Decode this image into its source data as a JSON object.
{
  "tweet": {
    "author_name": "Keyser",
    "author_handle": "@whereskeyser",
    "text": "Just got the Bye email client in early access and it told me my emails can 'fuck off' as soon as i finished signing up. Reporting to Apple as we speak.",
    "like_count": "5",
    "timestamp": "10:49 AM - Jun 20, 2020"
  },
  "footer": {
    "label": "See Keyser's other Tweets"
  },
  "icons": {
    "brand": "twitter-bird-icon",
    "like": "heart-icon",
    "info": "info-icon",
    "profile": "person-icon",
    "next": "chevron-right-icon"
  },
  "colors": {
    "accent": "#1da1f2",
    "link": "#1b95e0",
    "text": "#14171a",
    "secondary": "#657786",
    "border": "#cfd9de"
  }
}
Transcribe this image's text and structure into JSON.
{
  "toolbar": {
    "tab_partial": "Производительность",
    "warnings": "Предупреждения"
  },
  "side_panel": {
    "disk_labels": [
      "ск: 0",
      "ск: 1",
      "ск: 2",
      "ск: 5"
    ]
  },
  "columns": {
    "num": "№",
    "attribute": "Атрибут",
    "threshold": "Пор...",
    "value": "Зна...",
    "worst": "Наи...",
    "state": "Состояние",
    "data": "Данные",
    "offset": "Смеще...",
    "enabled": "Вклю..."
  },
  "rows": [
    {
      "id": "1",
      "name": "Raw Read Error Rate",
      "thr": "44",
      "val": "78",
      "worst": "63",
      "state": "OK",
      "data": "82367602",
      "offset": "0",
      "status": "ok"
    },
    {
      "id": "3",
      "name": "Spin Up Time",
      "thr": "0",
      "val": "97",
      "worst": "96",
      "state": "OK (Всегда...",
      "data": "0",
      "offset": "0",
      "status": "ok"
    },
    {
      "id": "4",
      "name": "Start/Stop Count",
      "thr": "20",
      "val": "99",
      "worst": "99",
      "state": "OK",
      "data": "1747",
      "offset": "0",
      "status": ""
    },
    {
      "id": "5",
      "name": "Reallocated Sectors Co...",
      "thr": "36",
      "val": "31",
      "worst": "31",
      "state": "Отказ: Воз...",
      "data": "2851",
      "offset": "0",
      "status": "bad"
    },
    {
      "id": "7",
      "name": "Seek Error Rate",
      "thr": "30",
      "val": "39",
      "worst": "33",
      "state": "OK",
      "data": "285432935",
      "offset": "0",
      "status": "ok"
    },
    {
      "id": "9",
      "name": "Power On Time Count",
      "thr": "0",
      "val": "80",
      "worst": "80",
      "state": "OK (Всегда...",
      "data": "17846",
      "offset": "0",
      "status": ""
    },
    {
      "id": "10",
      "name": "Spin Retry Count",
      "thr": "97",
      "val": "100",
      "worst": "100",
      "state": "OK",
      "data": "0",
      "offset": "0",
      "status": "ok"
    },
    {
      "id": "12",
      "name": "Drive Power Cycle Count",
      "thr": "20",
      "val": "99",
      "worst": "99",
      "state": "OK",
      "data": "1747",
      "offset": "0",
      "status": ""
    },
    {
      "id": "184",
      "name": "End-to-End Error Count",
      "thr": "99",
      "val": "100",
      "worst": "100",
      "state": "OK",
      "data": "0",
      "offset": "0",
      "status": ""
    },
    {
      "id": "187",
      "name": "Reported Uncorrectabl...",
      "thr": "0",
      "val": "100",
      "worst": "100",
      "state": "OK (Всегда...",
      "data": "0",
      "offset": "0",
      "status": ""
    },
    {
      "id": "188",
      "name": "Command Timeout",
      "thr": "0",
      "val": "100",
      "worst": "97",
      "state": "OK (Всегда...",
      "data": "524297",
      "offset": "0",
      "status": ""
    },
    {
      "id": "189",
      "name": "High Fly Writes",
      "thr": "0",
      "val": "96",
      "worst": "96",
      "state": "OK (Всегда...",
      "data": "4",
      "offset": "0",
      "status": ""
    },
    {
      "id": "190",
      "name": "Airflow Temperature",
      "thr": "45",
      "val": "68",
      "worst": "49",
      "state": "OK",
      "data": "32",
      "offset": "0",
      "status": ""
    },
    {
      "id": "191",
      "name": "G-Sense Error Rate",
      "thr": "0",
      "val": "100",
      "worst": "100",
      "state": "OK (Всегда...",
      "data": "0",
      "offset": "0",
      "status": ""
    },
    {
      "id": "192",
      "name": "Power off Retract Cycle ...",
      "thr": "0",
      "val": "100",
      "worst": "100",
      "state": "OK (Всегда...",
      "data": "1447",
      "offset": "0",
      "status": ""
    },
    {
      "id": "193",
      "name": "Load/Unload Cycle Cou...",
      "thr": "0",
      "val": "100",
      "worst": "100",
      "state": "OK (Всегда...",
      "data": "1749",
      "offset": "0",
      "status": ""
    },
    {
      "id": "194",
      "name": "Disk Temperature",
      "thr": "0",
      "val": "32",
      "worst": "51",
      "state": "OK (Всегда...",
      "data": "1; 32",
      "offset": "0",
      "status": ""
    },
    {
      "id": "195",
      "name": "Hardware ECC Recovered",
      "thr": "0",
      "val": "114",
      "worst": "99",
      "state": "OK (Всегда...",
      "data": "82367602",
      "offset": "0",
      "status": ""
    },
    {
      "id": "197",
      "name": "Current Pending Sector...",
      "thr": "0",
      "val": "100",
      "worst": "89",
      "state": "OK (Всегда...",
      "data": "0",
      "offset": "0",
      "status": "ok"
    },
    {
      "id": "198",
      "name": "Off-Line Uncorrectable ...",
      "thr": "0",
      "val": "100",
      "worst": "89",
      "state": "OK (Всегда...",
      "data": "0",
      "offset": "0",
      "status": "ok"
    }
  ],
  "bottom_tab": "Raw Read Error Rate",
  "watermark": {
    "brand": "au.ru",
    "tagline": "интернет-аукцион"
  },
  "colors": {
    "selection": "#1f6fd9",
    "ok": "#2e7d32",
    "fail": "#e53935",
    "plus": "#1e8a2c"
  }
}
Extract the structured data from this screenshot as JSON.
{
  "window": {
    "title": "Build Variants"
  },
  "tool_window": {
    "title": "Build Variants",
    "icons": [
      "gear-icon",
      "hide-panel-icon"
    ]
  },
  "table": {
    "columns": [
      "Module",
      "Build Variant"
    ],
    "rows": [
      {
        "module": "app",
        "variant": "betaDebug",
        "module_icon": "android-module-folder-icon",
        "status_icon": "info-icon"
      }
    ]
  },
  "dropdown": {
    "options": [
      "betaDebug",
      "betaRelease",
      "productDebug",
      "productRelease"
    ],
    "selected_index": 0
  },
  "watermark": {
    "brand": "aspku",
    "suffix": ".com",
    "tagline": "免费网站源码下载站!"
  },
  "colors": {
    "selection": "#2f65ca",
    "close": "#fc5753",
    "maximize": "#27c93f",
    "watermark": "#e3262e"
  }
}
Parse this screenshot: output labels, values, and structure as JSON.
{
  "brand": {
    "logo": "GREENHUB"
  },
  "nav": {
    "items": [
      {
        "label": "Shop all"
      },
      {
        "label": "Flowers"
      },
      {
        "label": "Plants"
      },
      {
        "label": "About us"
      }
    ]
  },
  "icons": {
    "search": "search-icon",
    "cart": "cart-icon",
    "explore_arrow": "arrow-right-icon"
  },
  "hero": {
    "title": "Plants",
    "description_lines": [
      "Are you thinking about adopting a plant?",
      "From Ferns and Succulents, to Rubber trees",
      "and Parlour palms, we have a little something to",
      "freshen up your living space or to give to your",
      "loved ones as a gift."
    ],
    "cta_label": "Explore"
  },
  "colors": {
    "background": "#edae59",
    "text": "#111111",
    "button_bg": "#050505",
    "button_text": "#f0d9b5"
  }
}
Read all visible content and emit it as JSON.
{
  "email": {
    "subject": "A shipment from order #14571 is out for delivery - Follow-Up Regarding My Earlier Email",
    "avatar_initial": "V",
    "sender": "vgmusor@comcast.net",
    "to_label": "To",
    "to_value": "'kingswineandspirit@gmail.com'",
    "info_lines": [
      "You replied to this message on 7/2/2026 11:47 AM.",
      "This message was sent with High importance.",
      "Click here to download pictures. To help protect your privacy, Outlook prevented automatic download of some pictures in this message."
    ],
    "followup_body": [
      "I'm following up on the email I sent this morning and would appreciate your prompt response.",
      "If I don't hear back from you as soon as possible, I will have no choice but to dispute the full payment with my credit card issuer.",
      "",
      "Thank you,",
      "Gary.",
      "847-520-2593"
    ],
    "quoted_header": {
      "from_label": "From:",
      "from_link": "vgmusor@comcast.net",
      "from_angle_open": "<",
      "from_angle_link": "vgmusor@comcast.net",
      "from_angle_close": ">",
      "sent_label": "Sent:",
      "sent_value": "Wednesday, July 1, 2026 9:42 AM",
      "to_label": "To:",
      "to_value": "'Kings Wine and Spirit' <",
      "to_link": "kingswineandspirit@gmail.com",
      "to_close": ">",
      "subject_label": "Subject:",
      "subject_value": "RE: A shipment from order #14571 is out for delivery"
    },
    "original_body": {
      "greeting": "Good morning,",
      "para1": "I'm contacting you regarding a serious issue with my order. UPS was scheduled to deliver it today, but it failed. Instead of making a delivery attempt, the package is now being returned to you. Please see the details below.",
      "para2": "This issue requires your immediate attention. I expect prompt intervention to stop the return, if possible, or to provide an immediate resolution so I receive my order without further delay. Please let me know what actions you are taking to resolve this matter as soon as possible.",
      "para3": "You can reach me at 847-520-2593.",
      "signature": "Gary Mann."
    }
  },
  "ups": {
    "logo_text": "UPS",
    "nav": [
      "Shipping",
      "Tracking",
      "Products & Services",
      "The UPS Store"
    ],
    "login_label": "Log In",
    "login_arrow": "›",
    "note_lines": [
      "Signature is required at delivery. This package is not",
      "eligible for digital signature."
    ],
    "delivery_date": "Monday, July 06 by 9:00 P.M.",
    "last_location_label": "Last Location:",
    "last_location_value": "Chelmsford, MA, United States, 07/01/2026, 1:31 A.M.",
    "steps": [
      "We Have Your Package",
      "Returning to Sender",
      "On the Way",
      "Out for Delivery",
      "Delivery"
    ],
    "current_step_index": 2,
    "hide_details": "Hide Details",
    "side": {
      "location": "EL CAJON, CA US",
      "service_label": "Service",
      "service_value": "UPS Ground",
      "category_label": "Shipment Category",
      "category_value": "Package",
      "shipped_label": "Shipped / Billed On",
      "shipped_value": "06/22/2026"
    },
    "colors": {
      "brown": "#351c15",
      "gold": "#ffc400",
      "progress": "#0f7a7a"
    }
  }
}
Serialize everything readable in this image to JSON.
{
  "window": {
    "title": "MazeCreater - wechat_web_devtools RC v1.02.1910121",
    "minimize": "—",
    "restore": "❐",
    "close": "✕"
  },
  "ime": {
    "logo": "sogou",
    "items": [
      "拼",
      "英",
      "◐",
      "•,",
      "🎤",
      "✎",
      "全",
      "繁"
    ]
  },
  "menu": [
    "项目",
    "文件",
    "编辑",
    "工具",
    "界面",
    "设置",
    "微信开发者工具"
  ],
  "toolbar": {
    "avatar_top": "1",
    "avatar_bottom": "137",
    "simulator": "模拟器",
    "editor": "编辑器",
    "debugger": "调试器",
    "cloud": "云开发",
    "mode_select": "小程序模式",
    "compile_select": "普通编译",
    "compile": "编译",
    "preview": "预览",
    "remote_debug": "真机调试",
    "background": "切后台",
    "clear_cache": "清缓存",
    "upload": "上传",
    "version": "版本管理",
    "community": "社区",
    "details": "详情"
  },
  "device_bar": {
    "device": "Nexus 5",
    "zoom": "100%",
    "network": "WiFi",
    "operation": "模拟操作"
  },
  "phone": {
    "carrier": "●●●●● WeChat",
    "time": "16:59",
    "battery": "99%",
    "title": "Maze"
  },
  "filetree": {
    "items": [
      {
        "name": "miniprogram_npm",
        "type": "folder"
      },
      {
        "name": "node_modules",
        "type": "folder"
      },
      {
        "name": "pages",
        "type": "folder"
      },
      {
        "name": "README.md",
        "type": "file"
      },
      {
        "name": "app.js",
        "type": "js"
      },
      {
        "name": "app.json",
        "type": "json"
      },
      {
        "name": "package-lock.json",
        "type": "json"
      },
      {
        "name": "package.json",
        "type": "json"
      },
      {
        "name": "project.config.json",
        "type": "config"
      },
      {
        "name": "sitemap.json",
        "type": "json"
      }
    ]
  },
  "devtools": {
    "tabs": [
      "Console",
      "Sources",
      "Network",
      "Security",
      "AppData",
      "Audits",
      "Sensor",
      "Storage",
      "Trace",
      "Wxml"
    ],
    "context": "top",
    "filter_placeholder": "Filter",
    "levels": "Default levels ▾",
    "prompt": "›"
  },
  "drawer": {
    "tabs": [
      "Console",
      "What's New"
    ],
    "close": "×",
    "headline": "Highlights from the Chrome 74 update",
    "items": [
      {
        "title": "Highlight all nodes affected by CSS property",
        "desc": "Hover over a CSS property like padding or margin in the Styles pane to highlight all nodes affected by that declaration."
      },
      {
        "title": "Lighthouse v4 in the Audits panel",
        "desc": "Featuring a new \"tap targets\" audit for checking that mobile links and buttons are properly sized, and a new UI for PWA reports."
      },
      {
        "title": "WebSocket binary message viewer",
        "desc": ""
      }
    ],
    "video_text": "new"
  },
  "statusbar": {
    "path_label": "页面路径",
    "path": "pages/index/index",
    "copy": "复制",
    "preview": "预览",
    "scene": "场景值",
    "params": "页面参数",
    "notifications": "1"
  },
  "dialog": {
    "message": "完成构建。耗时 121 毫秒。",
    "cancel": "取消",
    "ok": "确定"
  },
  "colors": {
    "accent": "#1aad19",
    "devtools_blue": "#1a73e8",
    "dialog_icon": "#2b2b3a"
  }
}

YOUR TASK:
Find how many lines of the entries contain "title". Respond with the number only.

REPLY TO THE EXERCISE:
8